> **Problem to work on**
Search the material below for the string "total" and list each line that holds it.

Records from a dataset:
◇ ◇ ◇

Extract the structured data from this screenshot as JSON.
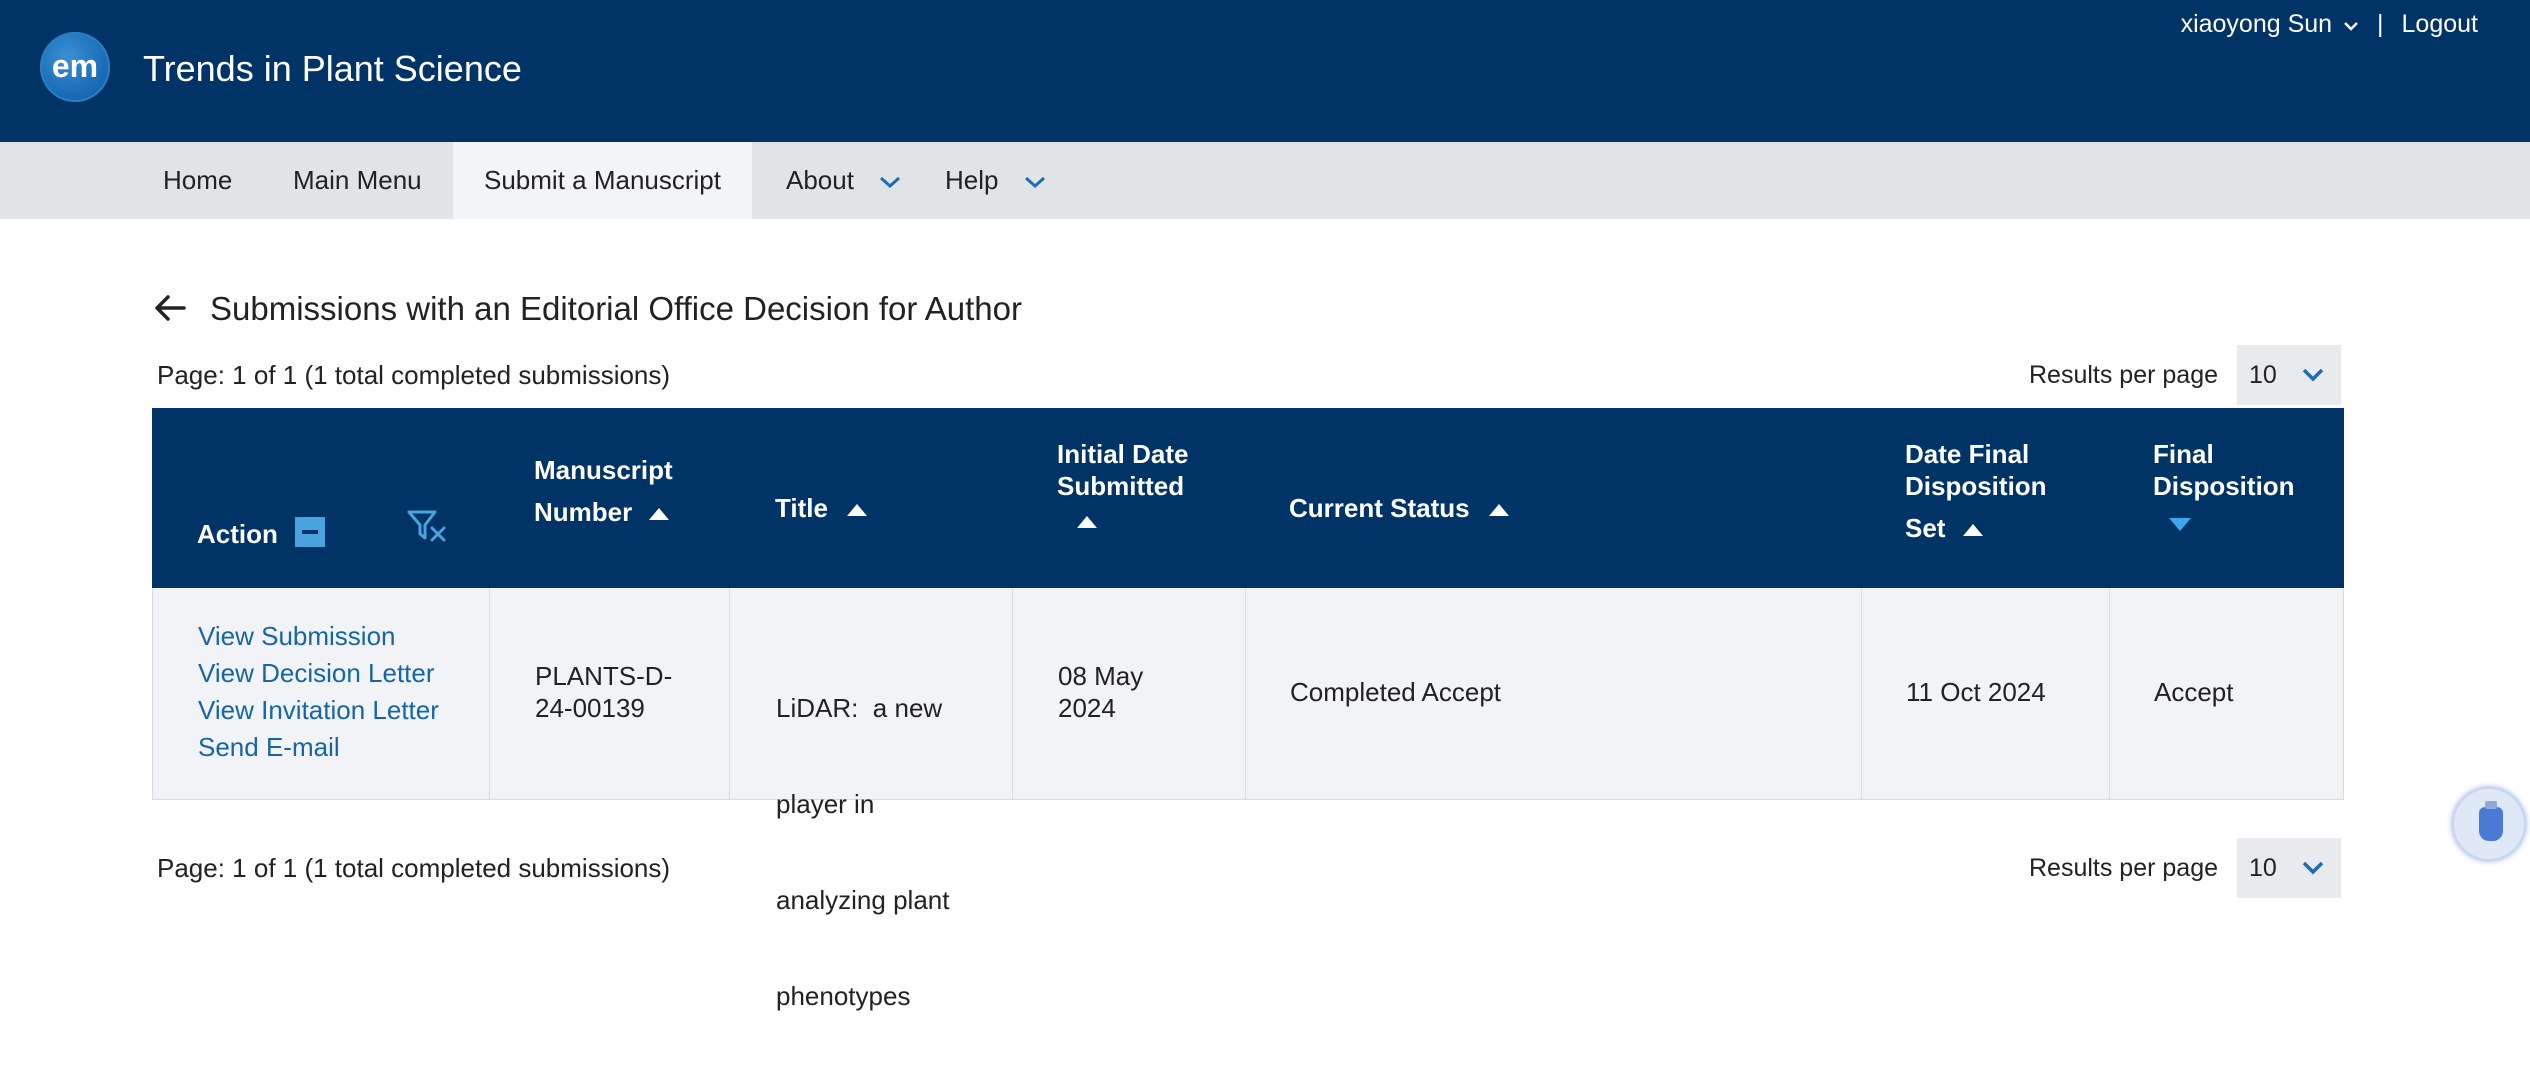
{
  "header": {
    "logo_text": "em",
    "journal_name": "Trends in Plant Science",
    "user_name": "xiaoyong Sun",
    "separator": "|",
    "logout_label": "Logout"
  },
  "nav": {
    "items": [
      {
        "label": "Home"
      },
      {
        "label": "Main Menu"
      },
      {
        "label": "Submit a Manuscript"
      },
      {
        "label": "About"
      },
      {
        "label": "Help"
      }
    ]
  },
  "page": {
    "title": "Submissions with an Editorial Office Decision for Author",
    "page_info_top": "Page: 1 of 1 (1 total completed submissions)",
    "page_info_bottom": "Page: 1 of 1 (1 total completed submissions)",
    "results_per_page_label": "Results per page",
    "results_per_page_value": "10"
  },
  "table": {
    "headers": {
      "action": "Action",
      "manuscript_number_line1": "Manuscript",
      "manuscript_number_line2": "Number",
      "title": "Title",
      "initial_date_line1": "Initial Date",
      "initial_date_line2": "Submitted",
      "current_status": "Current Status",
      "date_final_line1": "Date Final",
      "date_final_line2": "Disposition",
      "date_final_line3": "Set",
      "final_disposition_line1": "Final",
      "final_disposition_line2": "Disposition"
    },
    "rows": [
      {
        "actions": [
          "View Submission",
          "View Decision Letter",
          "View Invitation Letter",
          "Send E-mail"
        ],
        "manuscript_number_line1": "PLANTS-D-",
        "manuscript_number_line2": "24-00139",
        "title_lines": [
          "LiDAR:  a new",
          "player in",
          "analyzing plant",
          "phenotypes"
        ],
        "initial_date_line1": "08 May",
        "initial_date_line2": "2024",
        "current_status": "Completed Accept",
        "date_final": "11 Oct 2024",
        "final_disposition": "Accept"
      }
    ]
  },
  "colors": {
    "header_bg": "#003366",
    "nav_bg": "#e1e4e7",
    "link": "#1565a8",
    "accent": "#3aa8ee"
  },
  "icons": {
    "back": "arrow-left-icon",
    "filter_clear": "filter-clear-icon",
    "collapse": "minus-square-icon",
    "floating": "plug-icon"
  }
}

◇ ◇ ◇

> **Written solution**
    "page_info_top": "Page: 1 of 1 (1 total completed submissions)",
    "page_info_bottom": "Page: 1 of 1 (1 total completed submissions)",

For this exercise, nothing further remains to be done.